• [GIVEN DATA]
********
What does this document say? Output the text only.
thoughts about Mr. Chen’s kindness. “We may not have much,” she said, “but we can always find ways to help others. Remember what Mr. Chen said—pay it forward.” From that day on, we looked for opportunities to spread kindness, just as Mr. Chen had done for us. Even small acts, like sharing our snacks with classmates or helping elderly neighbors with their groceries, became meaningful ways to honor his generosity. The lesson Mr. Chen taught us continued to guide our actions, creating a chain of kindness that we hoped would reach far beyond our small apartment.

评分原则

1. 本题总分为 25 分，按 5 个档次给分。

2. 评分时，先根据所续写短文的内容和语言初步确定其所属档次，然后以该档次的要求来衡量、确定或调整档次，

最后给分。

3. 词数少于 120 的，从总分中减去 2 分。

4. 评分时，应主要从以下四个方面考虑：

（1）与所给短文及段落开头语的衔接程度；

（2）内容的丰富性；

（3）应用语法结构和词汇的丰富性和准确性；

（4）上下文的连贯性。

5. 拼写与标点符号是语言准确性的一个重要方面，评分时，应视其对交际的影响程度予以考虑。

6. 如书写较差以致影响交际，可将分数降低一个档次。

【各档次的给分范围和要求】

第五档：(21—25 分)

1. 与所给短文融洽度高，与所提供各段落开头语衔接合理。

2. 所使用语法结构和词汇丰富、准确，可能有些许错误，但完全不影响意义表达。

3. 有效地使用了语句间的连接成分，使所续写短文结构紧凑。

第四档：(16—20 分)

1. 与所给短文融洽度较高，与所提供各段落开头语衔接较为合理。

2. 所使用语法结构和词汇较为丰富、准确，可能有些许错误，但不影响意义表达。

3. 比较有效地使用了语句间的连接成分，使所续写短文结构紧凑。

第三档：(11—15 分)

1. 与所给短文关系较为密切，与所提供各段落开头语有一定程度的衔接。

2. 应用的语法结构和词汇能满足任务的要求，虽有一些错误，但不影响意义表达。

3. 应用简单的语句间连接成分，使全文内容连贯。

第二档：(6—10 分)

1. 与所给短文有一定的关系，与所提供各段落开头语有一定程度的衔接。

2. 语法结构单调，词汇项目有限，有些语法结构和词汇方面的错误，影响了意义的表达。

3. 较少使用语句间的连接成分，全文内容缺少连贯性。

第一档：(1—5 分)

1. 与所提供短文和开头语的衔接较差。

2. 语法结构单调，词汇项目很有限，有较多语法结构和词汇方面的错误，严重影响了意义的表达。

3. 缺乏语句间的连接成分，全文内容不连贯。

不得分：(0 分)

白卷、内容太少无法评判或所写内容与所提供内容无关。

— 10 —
********
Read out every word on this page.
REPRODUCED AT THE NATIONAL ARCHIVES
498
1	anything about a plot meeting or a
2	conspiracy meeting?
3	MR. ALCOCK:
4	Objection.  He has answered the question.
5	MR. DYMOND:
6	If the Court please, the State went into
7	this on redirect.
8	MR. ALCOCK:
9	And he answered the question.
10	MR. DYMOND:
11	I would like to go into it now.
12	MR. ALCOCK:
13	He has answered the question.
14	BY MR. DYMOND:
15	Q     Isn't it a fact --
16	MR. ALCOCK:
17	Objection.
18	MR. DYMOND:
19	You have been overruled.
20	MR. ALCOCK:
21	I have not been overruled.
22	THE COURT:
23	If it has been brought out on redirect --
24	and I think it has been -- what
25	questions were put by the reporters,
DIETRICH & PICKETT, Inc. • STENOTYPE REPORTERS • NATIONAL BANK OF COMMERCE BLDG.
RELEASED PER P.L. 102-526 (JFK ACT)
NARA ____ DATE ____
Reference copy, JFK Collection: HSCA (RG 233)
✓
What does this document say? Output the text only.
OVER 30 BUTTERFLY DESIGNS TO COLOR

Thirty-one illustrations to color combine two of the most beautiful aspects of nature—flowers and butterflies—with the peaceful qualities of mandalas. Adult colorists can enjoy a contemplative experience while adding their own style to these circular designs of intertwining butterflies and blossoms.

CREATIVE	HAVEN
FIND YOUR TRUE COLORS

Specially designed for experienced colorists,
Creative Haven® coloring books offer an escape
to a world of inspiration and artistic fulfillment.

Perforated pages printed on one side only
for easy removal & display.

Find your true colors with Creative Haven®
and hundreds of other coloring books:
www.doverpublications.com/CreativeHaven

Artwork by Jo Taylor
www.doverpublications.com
********
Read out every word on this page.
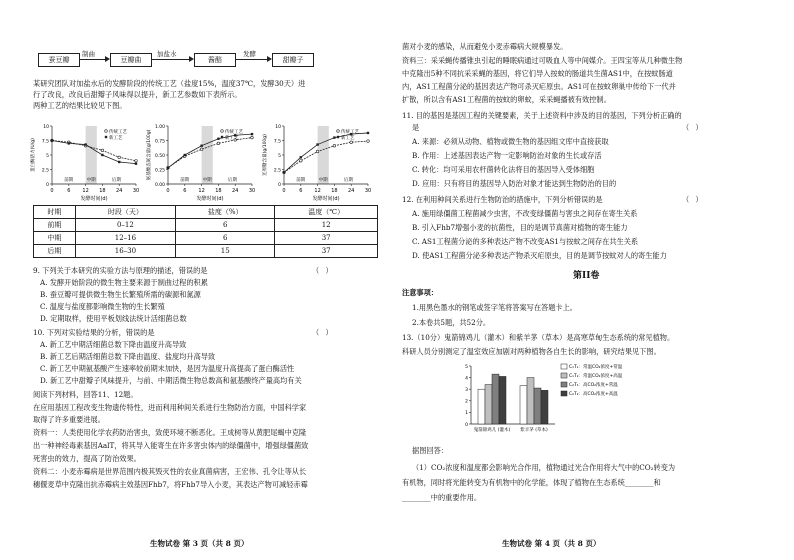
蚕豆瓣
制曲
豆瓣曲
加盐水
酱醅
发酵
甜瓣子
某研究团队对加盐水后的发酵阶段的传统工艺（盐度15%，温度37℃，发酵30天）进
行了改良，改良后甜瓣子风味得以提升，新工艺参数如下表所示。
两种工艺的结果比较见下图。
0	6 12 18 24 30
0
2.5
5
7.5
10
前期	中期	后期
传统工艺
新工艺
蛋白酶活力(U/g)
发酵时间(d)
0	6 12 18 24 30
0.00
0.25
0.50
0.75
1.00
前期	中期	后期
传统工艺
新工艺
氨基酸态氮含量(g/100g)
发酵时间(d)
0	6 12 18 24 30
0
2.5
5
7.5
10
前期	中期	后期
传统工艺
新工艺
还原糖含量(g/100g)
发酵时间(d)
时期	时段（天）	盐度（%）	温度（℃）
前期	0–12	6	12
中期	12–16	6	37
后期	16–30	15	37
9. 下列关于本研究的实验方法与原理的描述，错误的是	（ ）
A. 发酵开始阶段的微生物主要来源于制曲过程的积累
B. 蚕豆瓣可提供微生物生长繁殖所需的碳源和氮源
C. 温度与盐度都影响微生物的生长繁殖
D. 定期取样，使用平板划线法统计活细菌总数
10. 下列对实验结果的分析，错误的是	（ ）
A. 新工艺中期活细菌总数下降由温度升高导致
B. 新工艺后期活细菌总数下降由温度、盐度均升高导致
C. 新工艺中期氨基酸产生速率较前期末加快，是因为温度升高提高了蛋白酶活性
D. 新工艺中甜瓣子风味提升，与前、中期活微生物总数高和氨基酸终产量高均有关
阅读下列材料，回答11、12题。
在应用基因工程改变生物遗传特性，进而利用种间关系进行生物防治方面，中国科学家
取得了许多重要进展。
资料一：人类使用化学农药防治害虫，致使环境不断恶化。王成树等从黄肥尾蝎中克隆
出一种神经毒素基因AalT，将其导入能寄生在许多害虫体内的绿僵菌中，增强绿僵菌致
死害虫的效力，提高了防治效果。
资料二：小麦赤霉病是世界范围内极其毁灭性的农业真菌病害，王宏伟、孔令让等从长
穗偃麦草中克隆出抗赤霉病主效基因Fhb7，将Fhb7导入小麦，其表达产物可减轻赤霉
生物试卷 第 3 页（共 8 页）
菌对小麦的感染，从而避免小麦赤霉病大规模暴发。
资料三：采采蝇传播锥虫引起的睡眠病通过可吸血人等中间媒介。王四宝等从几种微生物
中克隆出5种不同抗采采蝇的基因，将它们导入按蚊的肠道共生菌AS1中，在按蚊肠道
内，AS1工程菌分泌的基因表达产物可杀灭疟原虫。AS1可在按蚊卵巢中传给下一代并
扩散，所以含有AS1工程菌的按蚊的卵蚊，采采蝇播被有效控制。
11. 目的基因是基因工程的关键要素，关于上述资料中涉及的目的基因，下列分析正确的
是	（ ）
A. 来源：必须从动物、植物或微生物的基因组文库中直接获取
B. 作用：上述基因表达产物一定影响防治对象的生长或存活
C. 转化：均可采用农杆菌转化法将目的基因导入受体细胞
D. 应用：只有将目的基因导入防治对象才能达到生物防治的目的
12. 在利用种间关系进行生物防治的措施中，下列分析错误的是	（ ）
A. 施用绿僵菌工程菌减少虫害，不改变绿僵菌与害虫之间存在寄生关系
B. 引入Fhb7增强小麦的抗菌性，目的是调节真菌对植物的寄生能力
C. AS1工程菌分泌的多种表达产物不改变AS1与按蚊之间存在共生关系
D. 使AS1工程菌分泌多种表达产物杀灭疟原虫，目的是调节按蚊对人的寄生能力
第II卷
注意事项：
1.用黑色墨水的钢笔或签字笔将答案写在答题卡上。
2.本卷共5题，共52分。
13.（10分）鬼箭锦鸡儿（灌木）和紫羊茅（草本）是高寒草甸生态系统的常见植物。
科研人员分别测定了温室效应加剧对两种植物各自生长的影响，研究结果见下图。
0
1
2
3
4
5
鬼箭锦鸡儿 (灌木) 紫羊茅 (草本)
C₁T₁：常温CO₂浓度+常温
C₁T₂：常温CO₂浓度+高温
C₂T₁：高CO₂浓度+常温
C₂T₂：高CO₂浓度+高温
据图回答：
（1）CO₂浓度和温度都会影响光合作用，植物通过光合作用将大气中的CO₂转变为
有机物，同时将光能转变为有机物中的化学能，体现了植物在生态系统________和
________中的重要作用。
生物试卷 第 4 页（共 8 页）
********
• [DO THIS] Gather all the lines that include the word "overruled" and copy them out.

• [THE RESPONSE]
19	You have been overruled.
21	I have not been overruled.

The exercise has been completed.